--- Begin Exercise material ---
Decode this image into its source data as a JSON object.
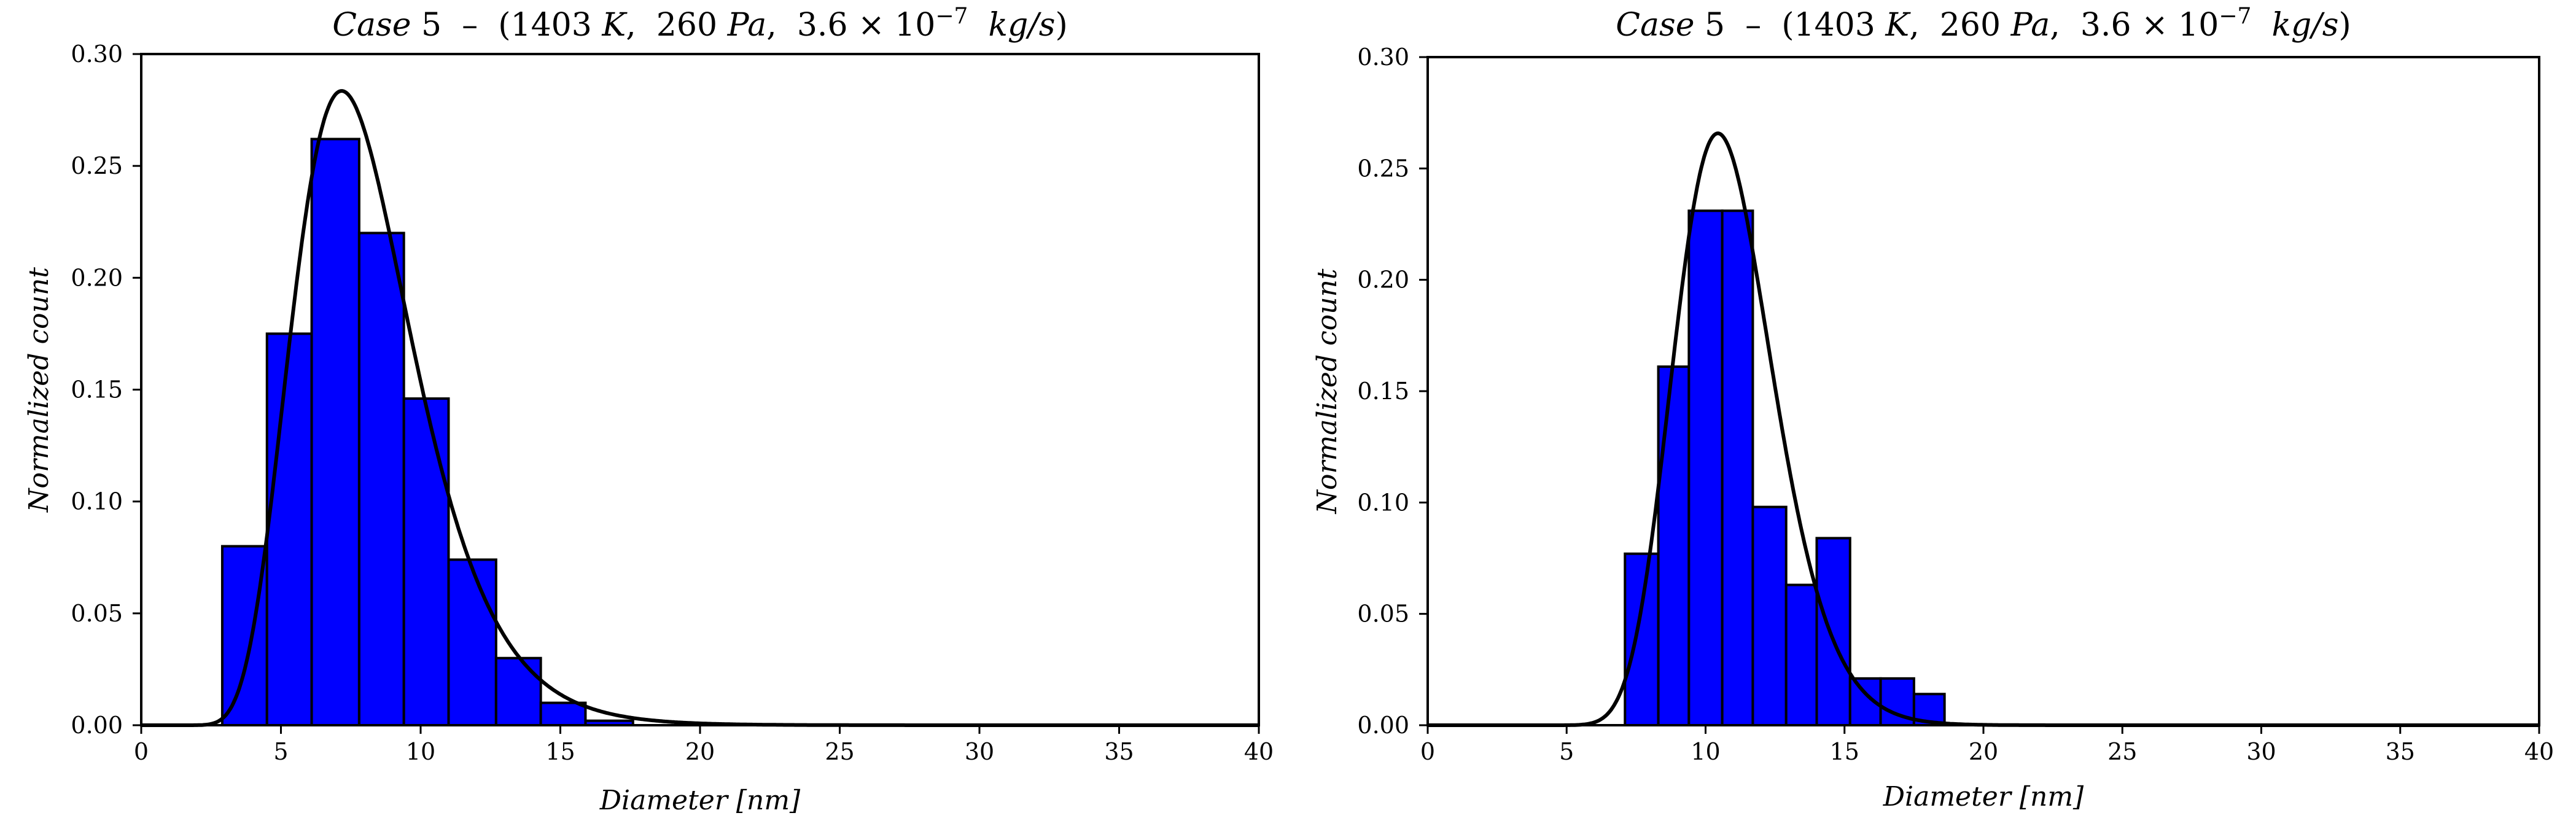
{
  "chart_data": [
    {
      "type": "bar",
      "title": "Case 5 – (1403 K, 260 Pa, 3.6 × 10^-7 kg/s)",
      "xlabel": "Diameter [nm]",
      "ylabel": "Normalized count",
      "xlim": [
        0,
        40
      ],
      "ylim": [
        0,
        0.3
      ],
      "xticks": [
        "0",
        "5",
        "10",
        "15",
        "20",
        "25",
        "30",
        "35",
        "40"
      ],
      "yticks": [
        "0.00",
        "0.05",
        "0.10",
        "0.15",
        "0.20",
        "0.25",
        "0.30"
      ],
      "grid": false,
      "bar_color": "#0000ff",
      "bins": [
        {
          "x0": 2.9,
          "x1": 4.5,
          "value": 0.08
        },
        {
          "x0": 4.5,
          "x1": 6.1,
          "value": 0.175
        },
        {
          "x0": 6.1,
          "x1": 7.8,
          "value": 0.262
        },
        {
          "x0": 7.8,
          "x1": 9.4,
          "value": 0.22
        },
        {
          "x0": 9.4,
          "x1": 11.0,
          "value": 0.146
        },
        {
          "x0": 11.0,
          "x1": 12.7,
          "value": 0.074
        },
        {
          "x0": 12.7,
          "x1": 14.3,
          "value": 0.03
        },
        {
          "x0": 14.3,
          "x1": 15.9,
          "value": 0.01
        },
        {
          "x0": 15.9,
          "x1": 17.6,
          "value": 0.002
        }
      ],
      "fit_curve": {
        "type": "lognormal",
        "median": 7.85,
        "sigma": 0.3,
        "color": "#000000"
      }
    },
    {
      "type": "bar",
      "title": "Case 5 – (1403 K, 260 Pa, 3.6 × 10^-7 kg/s)",
      "xlabel": "Diameter [nm]",
      "ylabel": "Normalized count",
      "xlim": [
        0,
        40
      ],
      "ylim": [
        0,
        0.3
      ],
      "xticks": [
        "0",
        "5",
        "10",
        "15",
        "20",
        "25",
        "30",
        "35",
        "40"
      ],
      "yticks": [
        "0.00",
        "0.05",
        "0.10",
        "0.15",
        "0.20",
        "0.25",
        "0.30"
      ],
      "grid": false,
      "bar_color": "#0000ff",
      "bins": [
        {
          "x0": 7.1,
          "x1": 8.3,
          "value": 0.077
        },
        {
          "x0": 8.3,
          "x1": 9.4,
          "value": 0.161
        },
        {
          "x0": 9.4,
          "x1": 10.6,
          "value": 0.231
        },
        {
          "x0": 10.6,
          "x1": 11.7,
          "value": 0.231
        },
        {
          "x0": 11.7,
          "x1": 12.9,
          "value": 0.098
        },
        {
          "x0": 12.9,
          "x1": 14.0,
          "value": 0.063
        },
        {
          "x0": 14.0,
          "x1": 15.2,
          "value": 0.084
        },
        {
          "x0": 15.2,
          "x1": 16.3,
          "value": 0.021
        },
        {
          "x0": 16.3,
          "x1": 17.5,
          "value": 0.021
        },
        {
          "x0": 17.5,
          "x1": 18.6,
          "value": 0.014
        }
      ],
      "fit_curve": {
        "type": "lognormal",
        "median": 10.75,
        "sigma": 0.17,
        "color": "#000000"
      }
    }
  ]
}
--- End Exercise material ---
**What the task requires:** Write the records out again in full, exactly, and skip every picture.

**Exercise response:**
Decode this image into its source data as a JSON object.
{
  "chart_data": [
    {
      "type": "bar",
      "title": "Case 5 – (1403 K, 260 Pa, 3.6 × 10^-7 kg/s)",
      "xlabel": "Diameter [nm]",
      "ylabel": "Normalized count",
      "xlim": [
        0,
        40
      ],
      "ylim": [
        0,
        0.3
      ],
      "xticks": [
        "0",
        "5",
        "10",
        "15",
        "20",
        "25",
        "30",
        "35",
        "40"
      ],
      "yticks": [
        "0.00",
        "0.05",
        "0.10",
        "0.15",
        "0.20",
        "0.25",
        "0.30"
      ],
      "grid": false,
      "bar_color": "#0000ff",
      "bins": [
        {
          "x0": 2.9,
          "x1": 4.5,
          "value": 0.08
        },
        {
          "x0": 4.5,
          "x1": 6.1,
          "value": 0.175
        },
        {
          "x0": 6.1,
          "x1": 7.8,
          "value": 0.262
        },
        {
          "x0": 7.8,
          "x1": 9.4,
          "value": 0.22
        },
        {
          "x0": 9.4,
          "x1": 11.0,
          "value": 0.146
        },
        {
          "x0": 11.0,
          "x1": 12.7,
          "value": 0.074
        },
        {
          "x0": 12.7,
          "x1": 14.3,
          "value": 0.03
        },
        {
          "x0": 14.3,
          "x1": 15.9,
          "value": 0.01
        },
        {
          "x0": 15.9,
          "x1": 17.6,
          "value": 0.002
        }
      ],
      "fit_curve": {
        "type": "lognormal",
        "median": 7.85,
        "sigma": 0.3,
        "color": "#000000"
      }
    },
    {
      "type": "bar",
      "title": "Case 5 – (1403 K, 260 Pa, 3.6 × 10^-7 kg/s)",
      "xlabel": "Diameter [nm]",
      "ylabel": "Normalized count",
      "xlim": [
        0,
        40
      ],
      "ylim": [
        0,
        0.3
      ],
      "xticks": [
        "0",
        "5",
        "10",
        "15",
        "20",
        "25",
        "30",
        "35",
        "40"
      ],
      "yticks": [
        "0.00",
        "0.05",
        "0.10",
        "0.15",
        "0.20",
        "0.25",
        "0.30"
      ],
      "grid": false,
      "bar_color": "#0000ff",
      "bins": [
        {
          "x0": 7.1,
          "x1": 8.3,
          "value": 0.077
        },
        {
          "x0": 8.3,
          "x1": 9.4,
          "value": 0.161
        },
        {
          "x0": 9.4,
          "x1": 10.6,
          "value": 0.231
        },
        {
          "x0": 10.6,
          "x1": 11.7,
          "value": 0.231
        },
        {
          "x0": 11.7,
          "x1": 12.9,
          "value": 0.098
        },
        {
          "x0": 12.9,
          "x1": 14.0,
          "value": 0.063
        },
        {
          "x0": 14.0,
          "x1": 15.2,
          "value": 0.084
        },
        {
          "x0": 15.2,
          "x1": 16.3,
          "value": 0.021
        },
        {
          "x0": 16.3,
          "x1": 17.5,
          "value": 0.021
        },
        {
          "x0": 17.5,
          "x1": 18.6,
          "value": 0.014
        }
      ],
      "fit_curve": {
        "type": "lognormal",
        "median": 10.75,
        "sigma": 0.17,
        "color": "#000000"
      }
    }
  ]
}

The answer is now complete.